[start]
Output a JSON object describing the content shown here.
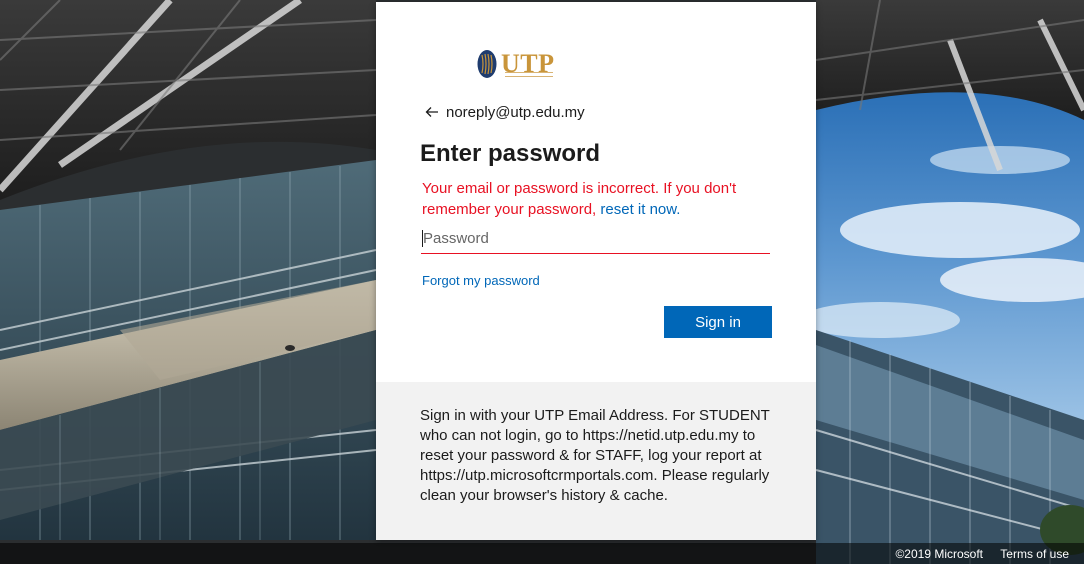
{
  "brand": {
    "logo_text": "UTP",
    "logo_gold": "#c9953a",
    "logo_navy": "#1f3c6e"
  },
  "identity": {
    "back_icon": "arrow-left-icon",
    "email": "noreply@utp.edu.my"
  },
  "page_title": "Enter password",
  "error": {
    "message": "Your email or password is incorrect. If you don't remember your password,",
    "link_text": "reset it now.",
    "color": "#e81123"
  },
  "password_field": {
    "placeholder": "Password",
    "value": ""
  },
  "forgot_link": "Forgot my password",
  "signin_button": "Sign in",
  "accent_color": "#0067b8",
  "footer_note": "Sign in with your UTP Email Address. For STUDENT who can not login, go to https://netid.utp.edu.my to reset your password & for STAFF, log your report at https://utp.microsoftcrmportals.com. Please regularly clean your browser's history & cache.",
  "page_footer": {
    "copyright": "©2019 Microsoft",
    "terms": "Terms of use"
  }
}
[end]
## What you will do
Pictures are excluded; repeat every record exactly.

## Full answer
Output a JSON object describing the content shown here.
{
  "brand": {
    "logo_text": "UTP",
    "logo_gold": "#c9953a",
    "logo_navy": "#1f3c6e"
  },
  "identity": {
    "back_icon": "arrow-left-icon",
    "email": "noreply@utp.edu.my"
  },
  "page_title": "Enter password",
  "error": {
    "message": "Your email or password is incorrect. If you don't remember your password,",
    "link_text": "reset it now.",
    "color": "#e81123"
  },
  "password_field": {
    "placeholder": "Password",
    "value": ""
  },
  "forgot_link": "Forgot my password",
  "signin_button": "Sign in",
  "accent_color": "#0067b8",
  "footer_note": "Sign in with your UTP Email Address. For STUDENT who can not login, go to https://netid.utp.edu.my to reset your password & for STAFF, log your report at https://utp.microsoftcrmportals.com. Please regularly clean your browser's history & cache.",
  "page_footer": {
    "copyright": "©2019 Microsoft",
    "terms": "Terms of use"
  }
}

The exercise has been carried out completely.